Instructions for the task:
Repeat the full listing, word for word.
— Start of Exercise inputs —
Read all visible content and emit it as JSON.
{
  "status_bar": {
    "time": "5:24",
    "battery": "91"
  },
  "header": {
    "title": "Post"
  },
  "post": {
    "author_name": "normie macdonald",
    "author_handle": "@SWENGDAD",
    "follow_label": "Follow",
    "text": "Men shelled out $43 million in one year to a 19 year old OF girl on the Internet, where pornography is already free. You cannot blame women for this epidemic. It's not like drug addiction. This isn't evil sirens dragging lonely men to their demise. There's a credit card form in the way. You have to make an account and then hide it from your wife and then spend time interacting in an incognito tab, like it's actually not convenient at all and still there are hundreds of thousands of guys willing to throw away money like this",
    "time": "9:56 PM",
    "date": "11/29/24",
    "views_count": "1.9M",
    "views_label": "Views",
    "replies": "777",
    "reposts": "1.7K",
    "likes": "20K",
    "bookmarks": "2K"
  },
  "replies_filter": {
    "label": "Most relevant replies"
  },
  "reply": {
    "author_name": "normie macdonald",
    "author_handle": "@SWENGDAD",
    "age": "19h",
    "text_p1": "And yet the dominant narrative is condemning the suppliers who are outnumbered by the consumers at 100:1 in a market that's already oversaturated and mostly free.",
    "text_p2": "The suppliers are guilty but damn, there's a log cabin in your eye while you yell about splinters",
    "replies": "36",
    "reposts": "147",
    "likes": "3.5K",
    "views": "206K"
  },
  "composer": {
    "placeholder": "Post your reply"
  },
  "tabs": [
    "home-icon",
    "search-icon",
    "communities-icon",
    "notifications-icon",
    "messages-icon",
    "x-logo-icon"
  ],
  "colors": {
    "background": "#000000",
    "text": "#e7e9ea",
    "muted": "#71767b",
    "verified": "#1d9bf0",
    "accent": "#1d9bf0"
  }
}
— End of Exercise inputs —
Written solution:
Read all visible content and emit it as JSON.
{
  "status_bar": {
    "time": "5:24",
    "battery": "91"
  },
  "header": {
    "title": "Post"
  },
  "post": {
    "author_name": "normie macdonald",
    "author_handle": "@SWENGDAD",
    "follow_label": "Follow",
    "text": "Men shelled out $43 million in one year to a 19 year old OF girl on the Internet, where pornography is already free. You cannot blame women for this epidemic. It's not like drug addiction. This isn't evil sirens dragging lonely men to their demise. There's a credit card form in the way. You have to make an account and then hide it from your wife and then spend time interacting in an incognito tab, like it's actually not convenient at all and still there are hundreds of thousands of guys willing to throw away money like this",
    "time": "9:56 PM",
    "date": "11/29/24",
    "views_count": "1.9M",
    "views_label": "Views",
    "replies": "777",
    "reposts": "1.7K",
    "likes": "20K",
    "bookmarks": "2K"
  },
  "replies_filter": {
    "label": "Most relevant replies"
  },
  "reply": {
    "author_name": "normie macdonald",
    "author_handle": "@SWENGDAD",
    "age": "19h",
    "text_p1": "And yet the dominant narrative is condemning the suppliers who are outnumbered by the consumers at 100:1 in a market that's already oversaturated and mostly free.",
    "text_p2": "The suppliers are guilty but damn, there's a log cabin in your eye while you yell about splinters",
    "replies": "36",
    "reposts": "147",
    "likes": "3.5K",
    "views": "206K"
  },
  "composer": {
    "placeholder": "Post your reply"
  },
  "tabs": [
    "home-icon",
    "search-icon",
    "communities-icon",
    "notifications-icon",
    "messages-icon",
    "x-logo-icon"
  ],
  "colors": {
    "background": "#000000",
    "text": "#e7e9ea",
    "muted": "#71767b",
    "verified": "#1d9bf0",
    "accent": "#1d9bf0"
  }
}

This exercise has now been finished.